[Start]
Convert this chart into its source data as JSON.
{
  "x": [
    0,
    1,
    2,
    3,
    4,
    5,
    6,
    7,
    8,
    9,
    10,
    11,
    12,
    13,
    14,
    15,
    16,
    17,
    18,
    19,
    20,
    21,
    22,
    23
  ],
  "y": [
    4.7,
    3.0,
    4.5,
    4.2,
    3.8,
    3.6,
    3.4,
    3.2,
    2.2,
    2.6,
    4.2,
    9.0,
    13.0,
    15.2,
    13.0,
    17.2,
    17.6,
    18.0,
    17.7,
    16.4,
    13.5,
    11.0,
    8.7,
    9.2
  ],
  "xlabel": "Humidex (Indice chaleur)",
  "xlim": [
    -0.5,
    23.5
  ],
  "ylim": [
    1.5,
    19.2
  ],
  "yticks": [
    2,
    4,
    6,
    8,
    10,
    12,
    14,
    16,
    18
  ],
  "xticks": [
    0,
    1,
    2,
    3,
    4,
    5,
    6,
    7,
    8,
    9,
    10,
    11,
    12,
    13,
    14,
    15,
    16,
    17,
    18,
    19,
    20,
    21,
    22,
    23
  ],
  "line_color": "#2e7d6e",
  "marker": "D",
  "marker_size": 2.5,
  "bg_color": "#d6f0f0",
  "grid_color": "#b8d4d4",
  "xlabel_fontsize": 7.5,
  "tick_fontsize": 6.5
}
[End]
* Task to complete
Write out every entry again, keeping each line exactly the same.

* Response
Convert this chart into its source data as JSON.
{
  "x": [
    0,
    1,
    2,
    3,
    4,
    5,
    6,
    7,
    8,
    9,
    10,
    11,
    12,
    13,
    14,
    15,
    16,
    17,
    18,
    19,
    20,
    21,
    22,
    23
  ],
  "y": [
    4.7,
    3.0,
    4.5,
    4.2,
    3.8,
    3.6,
    3.4,
    3.2,
    2.2,
    2.6,
    4.2,
    9.0,
    13.0,
    15.2,
    13.0,
    17.2,
    17.6,
    18.0,
    17.7,
    16.4,
    13.5,
    11.0,
    8.7,
    9.2
  ],
  "xlabel": "Humidex (Indice chaleur)",
  "xlim": [
    -0.5,
    23.5
  ],
  "ylim": [
    1.5,
    19.2
  ],
  "yticks": [
    2,
    4,
    6,
    8,
    10,
    12,
    14,
    16,
    18
  ],
  "xticks": [
    0,
    1,
    2,
    3,
    4,
    5,
    6,
    7,
    8,
    9,
    10,
    11,
    12,
    13,
    14,
    15,
    16,
    17,
    18,
    19,
    20,
    21,
    22,
    23
  ],
  "line_color": "#2e7d6e",
  "marker": "D",
  "marker_size": 2.5,
  "bg_color": "#d6f0f0",
  "grid_color": "#b8d4d4",
  "xlabel_fontsize": 7.5,
  "tick_fontsize": 6.5
}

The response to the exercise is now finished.